*Extracted data entries*.
--
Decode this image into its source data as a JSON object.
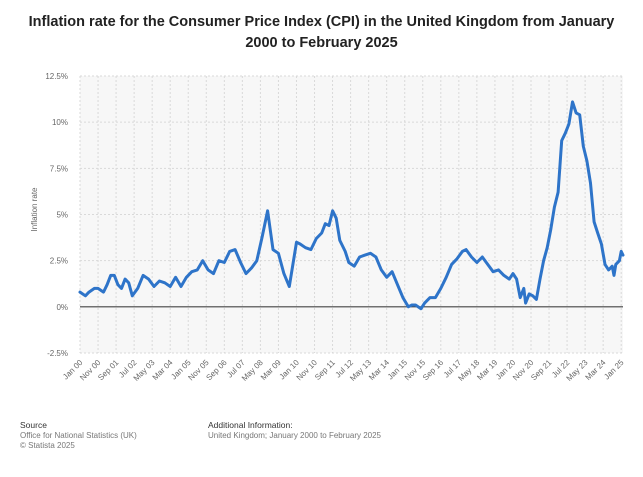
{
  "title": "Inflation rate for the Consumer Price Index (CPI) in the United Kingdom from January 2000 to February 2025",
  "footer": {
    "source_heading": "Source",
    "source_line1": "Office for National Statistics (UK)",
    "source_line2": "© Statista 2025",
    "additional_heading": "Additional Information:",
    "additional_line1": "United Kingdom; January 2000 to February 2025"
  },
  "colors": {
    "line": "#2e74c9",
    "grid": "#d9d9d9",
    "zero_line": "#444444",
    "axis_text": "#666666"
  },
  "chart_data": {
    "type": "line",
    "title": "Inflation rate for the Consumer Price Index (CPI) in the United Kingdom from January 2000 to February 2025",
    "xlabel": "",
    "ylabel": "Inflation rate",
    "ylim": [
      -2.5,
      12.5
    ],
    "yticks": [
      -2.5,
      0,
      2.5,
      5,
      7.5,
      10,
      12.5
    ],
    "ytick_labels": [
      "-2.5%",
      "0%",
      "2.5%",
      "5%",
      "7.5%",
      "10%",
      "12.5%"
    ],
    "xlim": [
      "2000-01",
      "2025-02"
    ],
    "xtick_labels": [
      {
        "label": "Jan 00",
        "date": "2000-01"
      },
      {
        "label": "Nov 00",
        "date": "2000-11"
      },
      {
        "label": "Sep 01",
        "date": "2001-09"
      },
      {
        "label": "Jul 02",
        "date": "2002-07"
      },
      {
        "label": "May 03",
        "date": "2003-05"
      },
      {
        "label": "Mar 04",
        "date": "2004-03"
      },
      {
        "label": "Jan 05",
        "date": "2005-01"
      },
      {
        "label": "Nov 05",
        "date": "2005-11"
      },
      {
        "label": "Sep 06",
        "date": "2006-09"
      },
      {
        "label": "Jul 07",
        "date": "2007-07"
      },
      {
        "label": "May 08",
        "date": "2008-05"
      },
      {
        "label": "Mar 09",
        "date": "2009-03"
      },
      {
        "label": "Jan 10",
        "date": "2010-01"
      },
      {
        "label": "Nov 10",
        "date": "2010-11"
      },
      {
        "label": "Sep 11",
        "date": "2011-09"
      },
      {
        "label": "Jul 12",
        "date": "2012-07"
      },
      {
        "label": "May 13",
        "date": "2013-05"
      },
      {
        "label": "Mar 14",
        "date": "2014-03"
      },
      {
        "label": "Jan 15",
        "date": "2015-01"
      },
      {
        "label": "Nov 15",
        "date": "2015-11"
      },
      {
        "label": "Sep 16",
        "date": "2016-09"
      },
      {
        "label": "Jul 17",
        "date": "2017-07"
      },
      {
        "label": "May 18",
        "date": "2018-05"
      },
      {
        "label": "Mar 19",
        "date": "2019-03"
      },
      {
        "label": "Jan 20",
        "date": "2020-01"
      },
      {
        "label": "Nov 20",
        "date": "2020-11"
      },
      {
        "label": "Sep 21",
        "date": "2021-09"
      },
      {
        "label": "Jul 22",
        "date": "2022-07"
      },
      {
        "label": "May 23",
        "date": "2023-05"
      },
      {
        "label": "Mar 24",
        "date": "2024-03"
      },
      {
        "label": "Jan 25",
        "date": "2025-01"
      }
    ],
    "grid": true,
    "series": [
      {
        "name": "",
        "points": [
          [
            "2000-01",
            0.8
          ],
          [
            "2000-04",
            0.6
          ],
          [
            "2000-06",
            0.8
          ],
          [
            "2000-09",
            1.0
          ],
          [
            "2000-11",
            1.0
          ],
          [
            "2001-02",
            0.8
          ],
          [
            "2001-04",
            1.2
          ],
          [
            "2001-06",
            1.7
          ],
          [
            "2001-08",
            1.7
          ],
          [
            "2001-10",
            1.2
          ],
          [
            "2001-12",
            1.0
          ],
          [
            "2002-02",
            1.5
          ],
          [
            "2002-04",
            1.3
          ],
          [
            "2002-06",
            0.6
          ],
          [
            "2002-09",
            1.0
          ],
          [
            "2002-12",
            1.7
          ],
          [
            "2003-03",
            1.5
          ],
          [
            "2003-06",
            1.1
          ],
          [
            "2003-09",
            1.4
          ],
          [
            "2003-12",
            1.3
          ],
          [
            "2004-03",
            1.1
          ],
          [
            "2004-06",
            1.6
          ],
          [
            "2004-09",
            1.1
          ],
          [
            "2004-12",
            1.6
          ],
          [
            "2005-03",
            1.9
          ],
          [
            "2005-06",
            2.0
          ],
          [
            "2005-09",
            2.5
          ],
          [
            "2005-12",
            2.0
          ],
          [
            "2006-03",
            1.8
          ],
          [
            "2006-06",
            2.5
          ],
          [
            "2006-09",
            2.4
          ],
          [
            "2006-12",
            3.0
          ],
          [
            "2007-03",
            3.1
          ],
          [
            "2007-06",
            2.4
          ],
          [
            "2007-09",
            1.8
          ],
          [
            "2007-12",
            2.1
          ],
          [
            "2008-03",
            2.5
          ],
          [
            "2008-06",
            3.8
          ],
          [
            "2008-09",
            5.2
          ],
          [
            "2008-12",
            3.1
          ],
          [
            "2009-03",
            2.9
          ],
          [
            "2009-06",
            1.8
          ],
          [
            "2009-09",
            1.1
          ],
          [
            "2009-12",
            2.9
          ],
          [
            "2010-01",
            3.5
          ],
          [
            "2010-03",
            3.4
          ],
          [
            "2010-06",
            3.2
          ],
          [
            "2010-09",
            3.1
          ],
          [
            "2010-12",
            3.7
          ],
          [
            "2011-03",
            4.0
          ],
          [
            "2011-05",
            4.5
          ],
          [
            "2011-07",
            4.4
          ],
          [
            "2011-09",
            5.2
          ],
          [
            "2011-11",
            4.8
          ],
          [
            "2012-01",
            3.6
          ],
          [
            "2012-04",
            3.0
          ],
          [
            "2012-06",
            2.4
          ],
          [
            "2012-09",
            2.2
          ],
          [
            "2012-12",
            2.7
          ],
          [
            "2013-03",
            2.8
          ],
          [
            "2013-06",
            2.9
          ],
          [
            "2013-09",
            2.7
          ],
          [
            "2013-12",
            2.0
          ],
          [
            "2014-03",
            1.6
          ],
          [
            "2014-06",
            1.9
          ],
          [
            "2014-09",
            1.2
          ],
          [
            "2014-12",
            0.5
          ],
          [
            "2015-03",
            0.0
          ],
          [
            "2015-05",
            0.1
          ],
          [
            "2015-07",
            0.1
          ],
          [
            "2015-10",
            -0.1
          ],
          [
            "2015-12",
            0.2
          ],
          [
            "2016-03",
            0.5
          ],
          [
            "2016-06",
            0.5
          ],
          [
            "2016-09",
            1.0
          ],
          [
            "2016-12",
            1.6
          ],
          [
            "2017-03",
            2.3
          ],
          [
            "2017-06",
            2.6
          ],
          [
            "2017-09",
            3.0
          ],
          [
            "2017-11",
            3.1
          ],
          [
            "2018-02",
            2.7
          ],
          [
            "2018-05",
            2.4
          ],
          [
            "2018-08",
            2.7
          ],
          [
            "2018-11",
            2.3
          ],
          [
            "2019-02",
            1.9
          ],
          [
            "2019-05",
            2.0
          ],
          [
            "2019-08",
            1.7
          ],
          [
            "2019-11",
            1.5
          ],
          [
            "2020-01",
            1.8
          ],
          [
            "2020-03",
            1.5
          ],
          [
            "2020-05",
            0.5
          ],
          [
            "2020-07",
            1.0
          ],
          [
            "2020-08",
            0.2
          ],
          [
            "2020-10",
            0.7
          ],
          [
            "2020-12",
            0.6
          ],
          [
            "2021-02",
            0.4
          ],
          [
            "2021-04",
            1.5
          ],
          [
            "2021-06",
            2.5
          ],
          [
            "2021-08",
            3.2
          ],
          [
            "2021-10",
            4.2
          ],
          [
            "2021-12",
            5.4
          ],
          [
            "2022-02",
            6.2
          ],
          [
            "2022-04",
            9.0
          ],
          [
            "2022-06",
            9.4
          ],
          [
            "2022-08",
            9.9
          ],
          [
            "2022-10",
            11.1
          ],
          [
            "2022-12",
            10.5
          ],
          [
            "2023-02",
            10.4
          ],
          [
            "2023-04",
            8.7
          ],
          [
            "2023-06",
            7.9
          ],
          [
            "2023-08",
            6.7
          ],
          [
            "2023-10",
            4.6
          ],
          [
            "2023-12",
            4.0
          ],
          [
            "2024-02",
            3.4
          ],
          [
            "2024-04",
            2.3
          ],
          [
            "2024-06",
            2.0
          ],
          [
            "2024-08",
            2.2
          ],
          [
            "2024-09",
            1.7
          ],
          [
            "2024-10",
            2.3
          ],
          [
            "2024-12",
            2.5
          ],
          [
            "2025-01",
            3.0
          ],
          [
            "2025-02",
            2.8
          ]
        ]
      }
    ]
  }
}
--
*Task details*. Scan the data above; copy every line where "Index" appears.

*Exercise result*.
  "title": "Inflation rate for the Consumer Price Index (CPI) in the United Kingdom from January 2000 to February 2025",
    "title": "Inflation rate for the Consumer Price Index (CPI) in the United Kingdom from January 2000 to February 2025",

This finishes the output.